## start DATASET
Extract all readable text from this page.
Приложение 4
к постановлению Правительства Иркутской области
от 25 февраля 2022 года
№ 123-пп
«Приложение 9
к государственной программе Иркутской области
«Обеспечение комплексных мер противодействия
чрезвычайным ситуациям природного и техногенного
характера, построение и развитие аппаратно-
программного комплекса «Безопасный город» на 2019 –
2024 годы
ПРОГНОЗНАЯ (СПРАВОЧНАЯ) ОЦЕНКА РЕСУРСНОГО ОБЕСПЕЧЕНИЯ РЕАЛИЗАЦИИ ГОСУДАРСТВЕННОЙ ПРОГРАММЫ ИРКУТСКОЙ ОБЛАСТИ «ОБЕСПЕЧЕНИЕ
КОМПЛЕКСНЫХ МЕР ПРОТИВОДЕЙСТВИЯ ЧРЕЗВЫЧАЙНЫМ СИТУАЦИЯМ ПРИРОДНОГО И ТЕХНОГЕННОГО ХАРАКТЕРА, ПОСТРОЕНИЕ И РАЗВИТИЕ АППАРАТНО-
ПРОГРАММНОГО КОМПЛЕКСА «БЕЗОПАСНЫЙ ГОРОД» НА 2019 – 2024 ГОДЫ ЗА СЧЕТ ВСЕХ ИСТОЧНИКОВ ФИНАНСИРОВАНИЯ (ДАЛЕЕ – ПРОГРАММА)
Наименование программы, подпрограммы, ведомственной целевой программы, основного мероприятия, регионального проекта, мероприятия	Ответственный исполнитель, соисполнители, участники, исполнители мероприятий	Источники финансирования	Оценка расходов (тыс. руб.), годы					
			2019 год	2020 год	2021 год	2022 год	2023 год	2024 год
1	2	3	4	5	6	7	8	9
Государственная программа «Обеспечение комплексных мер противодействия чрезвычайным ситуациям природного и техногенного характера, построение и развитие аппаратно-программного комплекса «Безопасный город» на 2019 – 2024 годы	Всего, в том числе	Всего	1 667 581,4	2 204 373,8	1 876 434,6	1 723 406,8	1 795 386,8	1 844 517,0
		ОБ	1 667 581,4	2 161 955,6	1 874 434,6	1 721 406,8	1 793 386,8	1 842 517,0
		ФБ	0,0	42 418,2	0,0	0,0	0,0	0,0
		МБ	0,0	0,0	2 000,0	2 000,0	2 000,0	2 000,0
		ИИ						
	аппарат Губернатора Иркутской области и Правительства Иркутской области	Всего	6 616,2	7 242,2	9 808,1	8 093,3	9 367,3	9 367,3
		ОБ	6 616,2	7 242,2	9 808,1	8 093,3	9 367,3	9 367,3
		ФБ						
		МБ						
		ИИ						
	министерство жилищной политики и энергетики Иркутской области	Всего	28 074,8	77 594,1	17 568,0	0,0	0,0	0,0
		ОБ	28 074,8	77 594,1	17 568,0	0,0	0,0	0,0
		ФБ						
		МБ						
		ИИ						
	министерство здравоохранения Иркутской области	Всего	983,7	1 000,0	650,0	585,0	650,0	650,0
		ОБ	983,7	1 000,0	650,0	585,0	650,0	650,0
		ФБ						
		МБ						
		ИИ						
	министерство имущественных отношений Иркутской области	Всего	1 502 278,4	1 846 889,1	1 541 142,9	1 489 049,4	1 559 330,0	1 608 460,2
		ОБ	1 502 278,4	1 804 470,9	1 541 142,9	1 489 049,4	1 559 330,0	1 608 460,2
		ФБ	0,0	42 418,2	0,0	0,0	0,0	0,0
## end DATASET
• _EXERCISE BRIEF_
Return each line of the data exactly as written above.

• _REPLY_
Extract all readable text from this page.
Приложение 4
к постановлению Правительства Иркутской области
от 25 февраля 2022 года
№ 123-пп
«Приложение 9
к государственной программе Иркутской области
«Обеспечение комплексных мер противодействия
чрезвычайным ситуациям природного и техногенного
характера, построение и развитие аппаратно-
программного комплекса «Безопасный город» на 2019 –
2024 годы
ПРОГНОЗНАЯ (СПРАВОЧНАЯ) ОЦЕНКА РЕСУРСНОГО ОБЕСПЕЧЕНИЯ РЕАЛИЗАЦИИ ГОСУДАРСТВЕННОЙ ПРОГРАММЫ ИРКУТСКОЙ ОБЛАСТИ «ОБЕСПЕЧЕНИЕ
КОМПЛЕКСНЫХ МЕР ПРОТИВОДЕЙСТВИЯ ЧРЕЗВЫЧАЙНЫМ СИТУАЦИЯМ ПРИРОДНОГО И ТЕХНОГЕННОГО ХАРАКТЕРА, ПОСТРОЕНИЕ И РАЗВИТИЕ АППАРАТНО-
ПРОГРАММНОГО КОМПЛЕКСА «БЕЗОПАСНЫЙ ГОРОД» НА 2019 – 2024 ГОДЫ ЗА СЧЕТ ВСЕХ ИСТОЧНИКОВ ФИНАНСИРОВАНИЯ (ДАЛЕЕ – ПРОГРАММА)
Наименование программы, подпрограммы, ведомственной целевой программы, основного мероприятия, регионального проекта, мероприятия	Ответственный исполнитель, соисполнители, участники, исполнители мероприятий	Источники финансирования	Оценка расходов (тыс. руб.), годы					
			2019 год	2020 год	2021 год	2022 год	2023 год	2024 год
1	2	3	4	5	6	7	8	9
Государственная программа «Обеспечение комплексных мер противодействия чрезвычайным ситуациям природного и техногенного характера, построение и развитие аппаратно-программного комплекса «Безопасный город» на 2019 – 2024 годы	Всего, в том числе	Всего	1 667 581,4	2 204 373,8	1 876 434,6	1 723 406,8	1 795 386,8	1 844 517,0
		ОБ	1 667 581,4	2 161 955,6	1 874 434,6	1 721 406,8	1 793 386,8	1 842 517,0
		ФБ	0,0	42 418,2	0,0	0,0	0,0	0,0
		МБ	0,0	0,0	2 000,0	2 000,0	2 000,0	2 000,0
		ИИ						
	аппарат Губернатора Иркутской области и Правительства Иркутской области	Всего	6 616,2	7 242,2	9 808,1	8 093,3	9 367,3	9 367,3
		ОБ	6 616,2	7 242,2	9 808,1	8 093,3	9 367,3	9 367,3
		ФБ						
		МБ						
		ИИ						
	министерство жилищной политики и энергетики Иркутской области	Всего	28 074,8	77 594,1	17 568,0	0,0	0,0	0,0
		ОБ	28 074,8	77 594,1	17 568,0	0,0	0,0	0,0
		ФБ						
		МБ						
		ИИ						
	министерство здравоохранения Иркутской области	Всего	983,7	1 000,0	650,0	585,0	650,0	650,0
		ОБ	983,7	1 000,0	650,0	585,0	650,0	650,0
		ФБ						
		МБ						
		ИИ						
	министерство имущественных отношений Иркутской области	Всего	1 502 278,4	1 846 889,1	1 541 142,9	1 489 049,4	1 559 330,0	1 608 460,2
		ОБ	1 502 278,4	1 804 470,9	1 541 142,9	1 489 049,4	1 559 330,0	1 608 460,2
		ФБ	0,0	42 418,2	0,0	0,0	0,0	0,0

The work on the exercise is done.